[Data entries]
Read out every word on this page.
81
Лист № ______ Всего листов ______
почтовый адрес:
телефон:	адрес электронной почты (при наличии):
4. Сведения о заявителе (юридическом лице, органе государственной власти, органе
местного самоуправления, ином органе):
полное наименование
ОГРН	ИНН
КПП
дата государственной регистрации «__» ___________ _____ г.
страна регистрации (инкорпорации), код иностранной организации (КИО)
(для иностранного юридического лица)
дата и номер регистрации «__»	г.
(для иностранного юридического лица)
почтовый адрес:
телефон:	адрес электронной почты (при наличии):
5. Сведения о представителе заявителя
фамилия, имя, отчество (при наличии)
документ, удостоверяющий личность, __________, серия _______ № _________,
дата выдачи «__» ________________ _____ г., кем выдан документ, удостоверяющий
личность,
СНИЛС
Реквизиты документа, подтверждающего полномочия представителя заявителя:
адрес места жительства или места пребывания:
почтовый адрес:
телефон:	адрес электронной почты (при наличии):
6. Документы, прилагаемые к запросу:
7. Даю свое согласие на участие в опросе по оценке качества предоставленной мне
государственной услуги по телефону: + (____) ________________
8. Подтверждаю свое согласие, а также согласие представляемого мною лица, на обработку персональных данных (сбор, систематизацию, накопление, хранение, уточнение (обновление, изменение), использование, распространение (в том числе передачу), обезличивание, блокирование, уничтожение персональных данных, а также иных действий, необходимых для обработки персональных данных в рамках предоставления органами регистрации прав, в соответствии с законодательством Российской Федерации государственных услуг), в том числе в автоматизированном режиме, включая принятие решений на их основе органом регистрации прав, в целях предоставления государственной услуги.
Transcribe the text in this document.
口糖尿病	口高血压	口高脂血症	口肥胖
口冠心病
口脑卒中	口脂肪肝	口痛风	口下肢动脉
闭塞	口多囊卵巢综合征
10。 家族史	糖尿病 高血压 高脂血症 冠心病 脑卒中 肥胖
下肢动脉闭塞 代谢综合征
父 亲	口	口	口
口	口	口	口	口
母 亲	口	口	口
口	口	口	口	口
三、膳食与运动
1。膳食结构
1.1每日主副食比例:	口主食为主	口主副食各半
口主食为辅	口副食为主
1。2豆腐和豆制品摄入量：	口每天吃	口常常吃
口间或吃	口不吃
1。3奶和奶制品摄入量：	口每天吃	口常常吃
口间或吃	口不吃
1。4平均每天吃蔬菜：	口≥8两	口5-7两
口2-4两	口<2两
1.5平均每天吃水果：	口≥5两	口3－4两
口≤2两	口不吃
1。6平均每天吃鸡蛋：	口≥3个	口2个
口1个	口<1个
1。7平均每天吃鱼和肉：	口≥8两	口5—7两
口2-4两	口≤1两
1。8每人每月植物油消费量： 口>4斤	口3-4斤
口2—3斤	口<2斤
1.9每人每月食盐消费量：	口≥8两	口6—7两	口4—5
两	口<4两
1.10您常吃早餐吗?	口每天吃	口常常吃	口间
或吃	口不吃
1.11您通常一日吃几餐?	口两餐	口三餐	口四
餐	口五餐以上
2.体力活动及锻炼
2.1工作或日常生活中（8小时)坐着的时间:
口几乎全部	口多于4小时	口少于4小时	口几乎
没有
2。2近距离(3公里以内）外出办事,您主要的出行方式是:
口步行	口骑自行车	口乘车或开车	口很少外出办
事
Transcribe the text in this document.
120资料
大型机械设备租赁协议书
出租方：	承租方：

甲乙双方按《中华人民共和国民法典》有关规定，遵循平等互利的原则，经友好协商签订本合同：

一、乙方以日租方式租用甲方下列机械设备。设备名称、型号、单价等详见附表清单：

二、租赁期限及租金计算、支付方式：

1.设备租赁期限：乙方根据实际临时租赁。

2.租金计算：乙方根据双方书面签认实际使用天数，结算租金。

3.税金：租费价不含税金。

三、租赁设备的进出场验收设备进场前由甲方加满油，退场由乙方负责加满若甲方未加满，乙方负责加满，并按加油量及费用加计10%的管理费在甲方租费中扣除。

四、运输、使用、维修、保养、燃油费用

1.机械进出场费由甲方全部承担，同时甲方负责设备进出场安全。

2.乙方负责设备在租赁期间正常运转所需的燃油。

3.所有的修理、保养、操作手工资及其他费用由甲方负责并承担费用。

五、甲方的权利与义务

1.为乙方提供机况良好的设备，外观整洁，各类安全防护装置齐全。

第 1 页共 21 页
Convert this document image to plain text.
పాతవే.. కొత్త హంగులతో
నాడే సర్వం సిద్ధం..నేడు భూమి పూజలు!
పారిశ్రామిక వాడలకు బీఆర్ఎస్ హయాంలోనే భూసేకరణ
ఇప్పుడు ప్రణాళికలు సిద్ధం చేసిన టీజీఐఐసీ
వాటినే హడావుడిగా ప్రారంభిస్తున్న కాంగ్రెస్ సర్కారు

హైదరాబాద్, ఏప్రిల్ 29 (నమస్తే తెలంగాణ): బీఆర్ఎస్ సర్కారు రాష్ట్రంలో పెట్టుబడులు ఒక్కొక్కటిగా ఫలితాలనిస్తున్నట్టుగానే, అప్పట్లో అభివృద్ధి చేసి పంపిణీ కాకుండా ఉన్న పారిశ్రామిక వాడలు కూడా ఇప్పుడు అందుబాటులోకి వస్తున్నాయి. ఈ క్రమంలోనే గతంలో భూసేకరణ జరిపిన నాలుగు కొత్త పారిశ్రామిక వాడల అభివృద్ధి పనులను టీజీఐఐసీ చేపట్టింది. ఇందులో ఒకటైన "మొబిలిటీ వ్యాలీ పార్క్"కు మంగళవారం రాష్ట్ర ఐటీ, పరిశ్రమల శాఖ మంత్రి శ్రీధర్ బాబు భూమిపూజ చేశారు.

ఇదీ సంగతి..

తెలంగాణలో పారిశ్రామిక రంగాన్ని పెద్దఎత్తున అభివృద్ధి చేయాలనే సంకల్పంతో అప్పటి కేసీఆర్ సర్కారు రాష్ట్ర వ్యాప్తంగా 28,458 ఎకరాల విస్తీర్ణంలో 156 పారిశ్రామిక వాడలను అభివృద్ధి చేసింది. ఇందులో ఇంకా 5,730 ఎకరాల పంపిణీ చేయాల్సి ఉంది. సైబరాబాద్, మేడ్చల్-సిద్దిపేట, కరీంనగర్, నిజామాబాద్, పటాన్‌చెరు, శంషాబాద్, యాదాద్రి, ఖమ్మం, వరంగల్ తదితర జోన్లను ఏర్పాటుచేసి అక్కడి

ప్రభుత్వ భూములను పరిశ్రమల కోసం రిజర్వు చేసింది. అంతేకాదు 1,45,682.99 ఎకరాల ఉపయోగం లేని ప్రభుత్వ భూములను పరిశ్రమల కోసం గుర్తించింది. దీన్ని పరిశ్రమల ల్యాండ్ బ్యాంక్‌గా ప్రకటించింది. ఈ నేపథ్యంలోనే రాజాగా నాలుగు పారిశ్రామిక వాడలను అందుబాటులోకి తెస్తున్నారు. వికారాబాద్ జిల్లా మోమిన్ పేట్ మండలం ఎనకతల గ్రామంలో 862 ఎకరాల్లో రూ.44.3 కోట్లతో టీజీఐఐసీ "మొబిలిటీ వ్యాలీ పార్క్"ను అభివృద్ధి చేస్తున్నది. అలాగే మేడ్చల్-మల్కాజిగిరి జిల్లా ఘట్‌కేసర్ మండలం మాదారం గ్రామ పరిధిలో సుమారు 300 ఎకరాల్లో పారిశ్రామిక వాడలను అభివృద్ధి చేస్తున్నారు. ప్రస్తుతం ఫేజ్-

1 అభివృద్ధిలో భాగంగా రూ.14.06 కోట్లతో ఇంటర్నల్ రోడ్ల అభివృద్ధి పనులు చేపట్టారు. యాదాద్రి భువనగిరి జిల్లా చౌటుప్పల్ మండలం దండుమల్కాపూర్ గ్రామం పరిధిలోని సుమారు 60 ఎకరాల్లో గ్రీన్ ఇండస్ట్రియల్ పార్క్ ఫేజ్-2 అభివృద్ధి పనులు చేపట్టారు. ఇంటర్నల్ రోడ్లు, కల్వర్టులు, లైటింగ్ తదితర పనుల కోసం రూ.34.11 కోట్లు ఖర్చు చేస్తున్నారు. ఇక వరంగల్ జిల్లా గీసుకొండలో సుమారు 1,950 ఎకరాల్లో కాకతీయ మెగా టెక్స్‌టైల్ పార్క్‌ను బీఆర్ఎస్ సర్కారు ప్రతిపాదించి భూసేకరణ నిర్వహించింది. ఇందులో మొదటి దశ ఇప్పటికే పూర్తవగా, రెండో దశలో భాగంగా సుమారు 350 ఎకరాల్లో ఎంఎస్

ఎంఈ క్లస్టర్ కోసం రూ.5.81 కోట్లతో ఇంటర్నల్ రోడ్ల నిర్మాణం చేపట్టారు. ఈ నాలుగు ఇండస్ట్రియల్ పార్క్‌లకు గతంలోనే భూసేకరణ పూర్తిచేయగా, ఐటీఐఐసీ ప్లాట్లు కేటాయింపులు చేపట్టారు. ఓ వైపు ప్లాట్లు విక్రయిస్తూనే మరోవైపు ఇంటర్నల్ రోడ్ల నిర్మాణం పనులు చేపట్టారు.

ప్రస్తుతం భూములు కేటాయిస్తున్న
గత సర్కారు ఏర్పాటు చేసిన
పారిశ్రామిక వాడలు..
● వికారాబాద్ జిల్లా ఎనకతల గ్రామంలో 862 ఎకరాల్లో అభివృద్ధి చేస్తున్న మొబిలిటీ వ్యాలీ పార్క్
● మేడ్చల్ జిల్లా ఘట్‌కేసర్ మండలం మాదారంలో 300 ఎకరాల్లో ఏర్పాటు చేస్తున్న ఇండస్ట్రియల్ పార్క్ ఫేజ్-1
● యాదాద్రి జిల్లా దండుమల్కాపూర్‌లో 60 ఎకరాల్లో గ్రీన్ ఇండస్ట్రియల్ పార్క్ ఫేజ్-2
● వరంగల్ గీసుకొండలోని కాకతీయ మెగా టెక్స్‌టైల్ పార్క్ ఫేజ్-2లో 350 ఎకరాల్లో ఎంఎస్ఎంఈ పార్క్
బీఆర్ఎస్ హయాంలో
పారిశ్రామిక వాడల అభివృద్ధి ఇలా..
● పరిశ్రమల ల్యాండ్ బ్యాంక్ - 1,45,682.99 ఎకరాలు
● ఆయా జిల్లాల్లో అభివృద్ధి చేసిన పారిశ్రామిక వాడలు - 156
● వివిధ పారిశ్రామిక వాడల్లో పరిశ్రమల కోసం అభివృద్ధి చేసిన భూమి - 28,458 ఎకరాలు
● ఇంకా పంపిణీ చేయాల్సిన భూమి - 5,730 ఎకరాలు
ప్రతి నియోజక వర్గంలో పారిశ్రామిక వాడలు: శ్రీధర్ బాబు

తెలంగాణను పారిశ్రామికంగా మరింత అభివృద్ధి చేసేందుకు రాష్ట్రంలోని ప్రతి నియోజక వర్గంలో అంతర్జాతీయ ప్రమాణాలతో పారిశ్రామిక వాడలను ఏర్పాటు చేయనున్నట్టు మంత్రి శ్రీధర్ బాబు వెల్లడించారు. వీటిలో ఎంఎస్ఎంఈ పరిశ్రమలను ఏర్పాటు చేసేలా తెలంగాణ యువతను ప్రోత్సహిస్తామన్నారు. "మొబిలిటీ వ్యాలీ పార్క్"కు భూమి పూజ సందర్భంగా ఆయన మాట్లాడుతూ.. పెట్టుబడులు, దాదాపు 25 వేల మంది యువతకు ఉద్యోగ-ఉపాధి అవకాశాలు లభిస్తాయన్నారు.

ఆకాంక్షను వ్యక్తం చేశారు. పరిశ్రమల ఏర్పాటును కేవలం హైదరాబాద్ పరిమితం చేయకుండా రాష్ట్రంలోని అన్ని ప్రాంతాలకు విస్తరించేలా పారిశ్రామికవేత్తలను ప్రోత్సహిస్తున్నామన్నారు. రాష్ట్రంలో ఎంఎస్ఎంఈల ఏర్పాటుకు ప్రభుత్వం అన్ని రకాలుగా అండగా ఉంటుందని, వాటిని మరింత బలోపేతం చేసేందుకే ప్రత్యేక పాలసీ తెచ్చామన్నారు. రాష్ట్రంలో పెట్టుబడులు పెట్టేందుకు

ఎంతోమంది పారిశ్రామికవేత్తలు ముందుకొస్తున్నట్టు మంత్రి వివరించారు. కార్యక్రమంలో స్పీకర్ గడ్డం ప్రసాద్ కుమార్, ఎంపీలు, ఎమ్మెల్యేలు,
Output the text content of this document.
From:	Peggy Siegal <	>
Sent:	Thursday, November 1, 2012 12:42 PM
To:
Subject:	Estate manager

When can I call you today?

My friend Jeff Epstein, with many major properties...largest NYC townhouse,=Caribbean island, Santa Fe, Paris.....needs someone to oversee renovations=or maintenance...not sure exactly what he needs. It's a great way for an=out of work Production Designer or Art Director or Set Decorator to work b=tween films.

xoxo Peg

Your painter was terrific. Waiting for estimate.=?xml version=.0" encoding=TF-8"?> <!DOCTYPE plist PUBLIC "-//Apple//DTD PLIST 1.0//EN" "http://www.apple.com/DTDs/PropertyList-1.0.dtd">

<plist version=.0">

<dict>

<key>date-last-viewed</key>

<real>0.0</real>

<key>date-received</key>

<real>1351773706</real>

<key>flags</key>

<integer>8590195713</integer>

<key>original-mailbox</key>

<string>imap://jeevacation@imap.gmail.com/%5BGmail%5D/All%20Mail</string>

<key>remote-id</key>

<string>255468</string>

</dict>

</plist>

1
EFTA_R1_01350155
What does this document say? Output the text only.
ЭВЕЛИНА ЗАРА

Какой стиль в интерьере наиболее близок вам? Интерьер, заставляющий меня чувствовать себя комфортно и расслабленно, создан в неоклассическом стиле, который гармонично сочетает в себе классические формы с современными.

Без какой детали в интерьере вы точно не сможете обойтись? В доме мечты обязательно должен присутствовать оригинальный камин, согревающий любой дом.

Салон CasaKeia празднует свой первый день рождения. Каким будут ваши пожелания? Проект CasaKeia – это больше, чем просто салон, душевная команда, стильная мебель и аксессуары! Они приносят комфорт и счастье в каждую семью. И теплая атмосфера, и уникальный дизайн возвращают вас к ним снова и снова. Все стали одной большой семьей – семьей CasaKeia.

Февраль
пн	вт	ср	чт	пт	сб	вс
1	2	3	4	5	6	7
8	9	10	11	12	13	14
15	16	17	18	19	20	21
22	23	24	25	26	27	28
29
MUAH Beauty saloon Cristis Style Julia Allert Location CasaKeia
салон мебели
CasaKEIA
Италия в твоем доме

_Your goal_.
Identify and extract each line of the listing that contains "интерьере".

_Answer for this exercise_.
Какой стиль в интерьере наиболее близок вам? Интерьер, заставляющий меня чувствовать себя комфортно и расслабленно, создан в неоклассическом стиле, который гармонично сочетает в себе классические формы с современными.
Без какой детали в интерьере вы точно не сможете обойтись? В доме мечты обязательно должен присутствовать оригинальный камин, согревающий любой дом.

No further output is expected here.